### Given task
Retype all of the listing exactly, passing over any picture you find.

Source data
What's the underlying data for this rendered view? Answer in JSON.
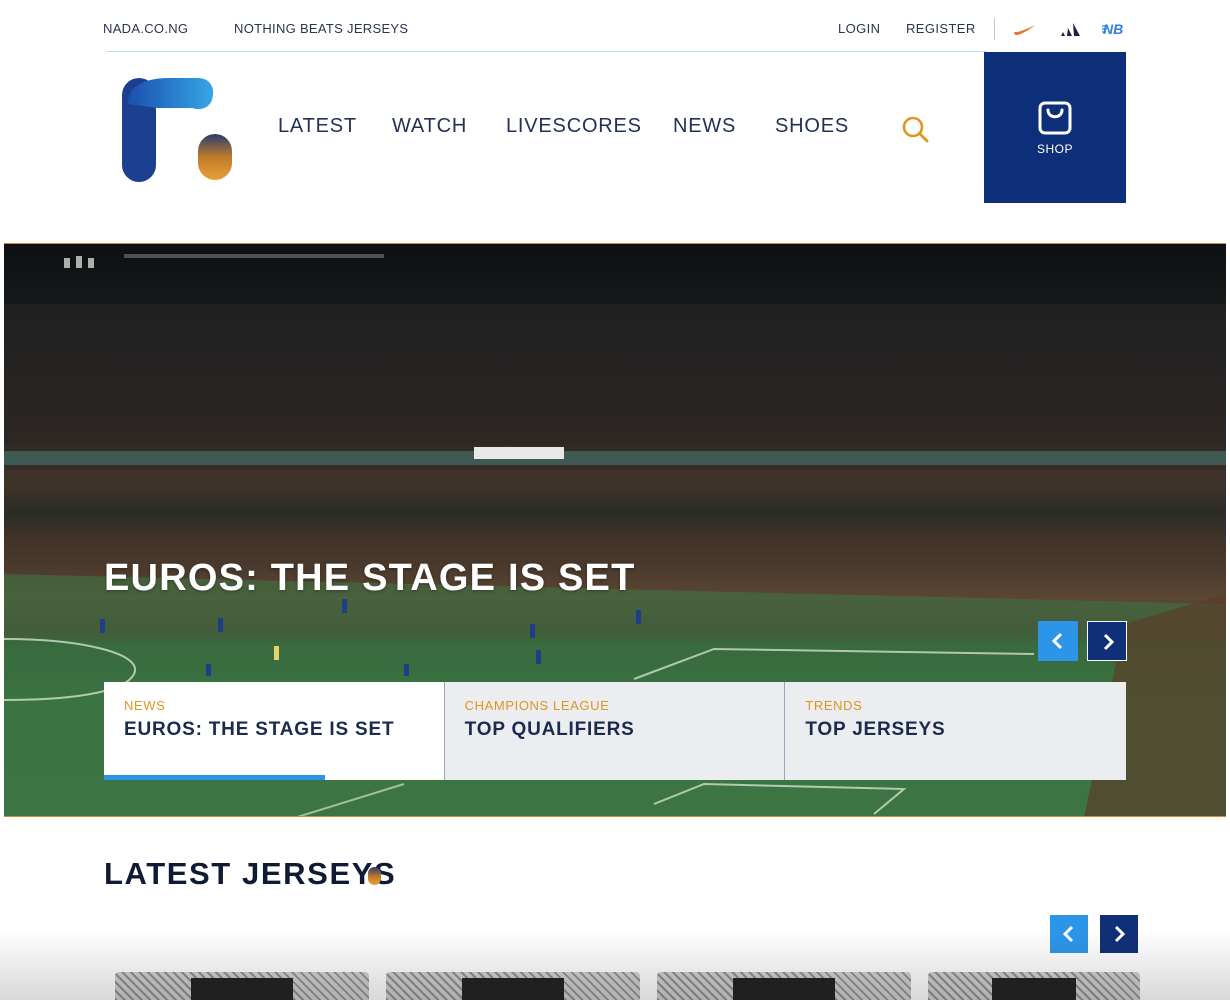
{
  "topbar": {
    "site": "NADA.CO.NG",
    "tagline": "NOTHING BEATS JERSEYS",
    "login": "LOGIN",
    "register": "REGISTER",
    "brands": [
      "nike-icon",
      "adidas-icon",
      "new-balance-icon"
    ]
  },
  "header": {
    "logo": "nada-logo",
    "nav": [
      "LATEST",
      "WATCH",
      "LIVESCORES",
      "NEWS",
      "SHOES"
    ],
    "search_icon": "search-icon",
    "shop_label": "SHOP",
    "shop_icon": "shopping-bag-icon"
  },
  "hero": {
    "title": "EUROS: THE STAGE IS SET",
    "cards": [
      {
        "category": "NEWS",
        "title": "EUROS: THE STAGE IS SET",
        "progress": 0.65
      },
      {
        "category": "CHAMPIONS LEAGUE",
        "title": "TOP QUALIFIERS"
      },
      {
        "category": "TRENDS",
        "title": "TOP JERSEYS"
      }
    ]
  },
  "latest": {
    "title": "LATEST JERSEYS"
  },
  "colors": {
    "navy": "#0d2e78",
    "accent_blue": "#2d95e8",
    "accent_orange": "#e0951f",
    "text_dark": "#1c2a4e"
  }
}
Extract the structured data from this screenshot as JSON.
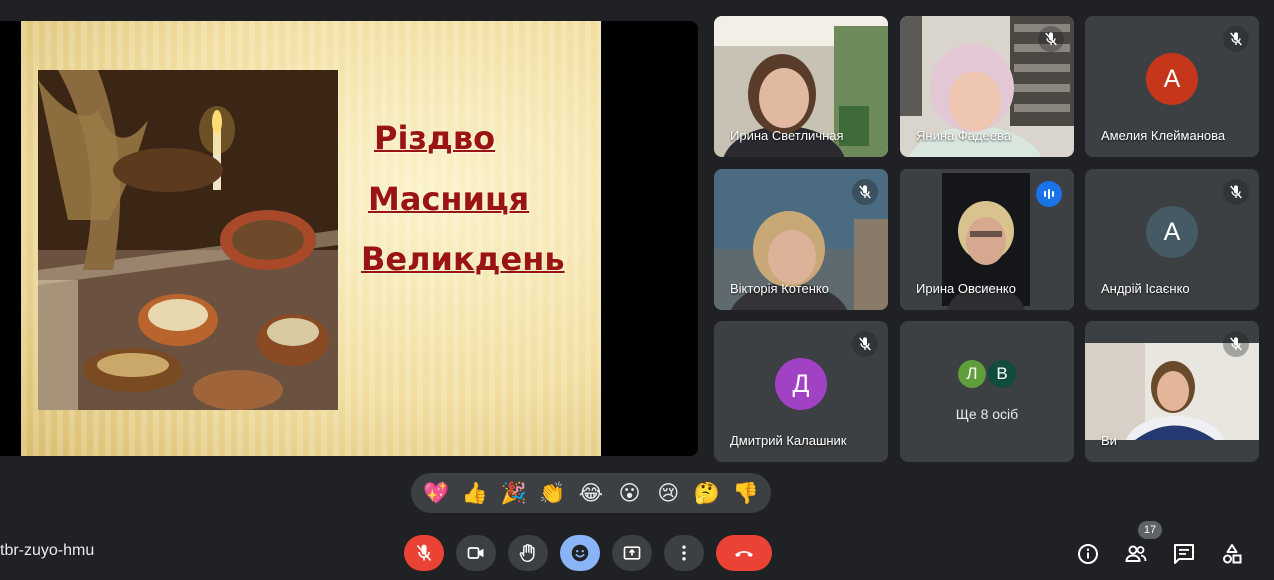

### Task solution
What's the underlying data for this rendered view? Answer in JSON.
{
  "topbar": {
    "site": "NADA.CO.NG",
    "tagline": "NOTHING BEATS JERSEYS",
    "login": "LOGIN",
    "register": "REGISTER",
    "brands": [
      "nike-icon",
      "adidas-icon",
      "new-balance-icon"
    ]
  },
  "header": {
    "logo": "nada-logo",
    "nav": [
      "LATEST",
      "WATCH",
      "LIVESCORES",
      "NEWS",
      "SHOES"
    ],
    "search_icon": "search-icon",
    "shop_label": "SHOP",
    "shop_icon": "shopping-bag-icon"
  },
  "hero": {
    "title": "EUROS: THE STAGE IS SET",
    "cards": [
      {
        "category": "NEWS",
        "title": "EUROS: THE STAGE IS SET",
        "progress": 0.65
      },
      {
        "category": "CHAMPIONS LEAGUE",
        "title": "TOP QUALIFIERS"
      },
      {
        "category": "TRENDS",
        "title": "TOP JERSEYS"
      }
    ]
  },
  "latest": {
    "title": "LATEST JERSEYS"
  },
  "colors": {
    "navy": "#0d2e78",
    "accent_blue": "#2d95e8",
    "accent_orange": "#e0951f",
    "text_dark": "#1c2a4e"
  }
}
Extract the structured data from this screenshot as JSON.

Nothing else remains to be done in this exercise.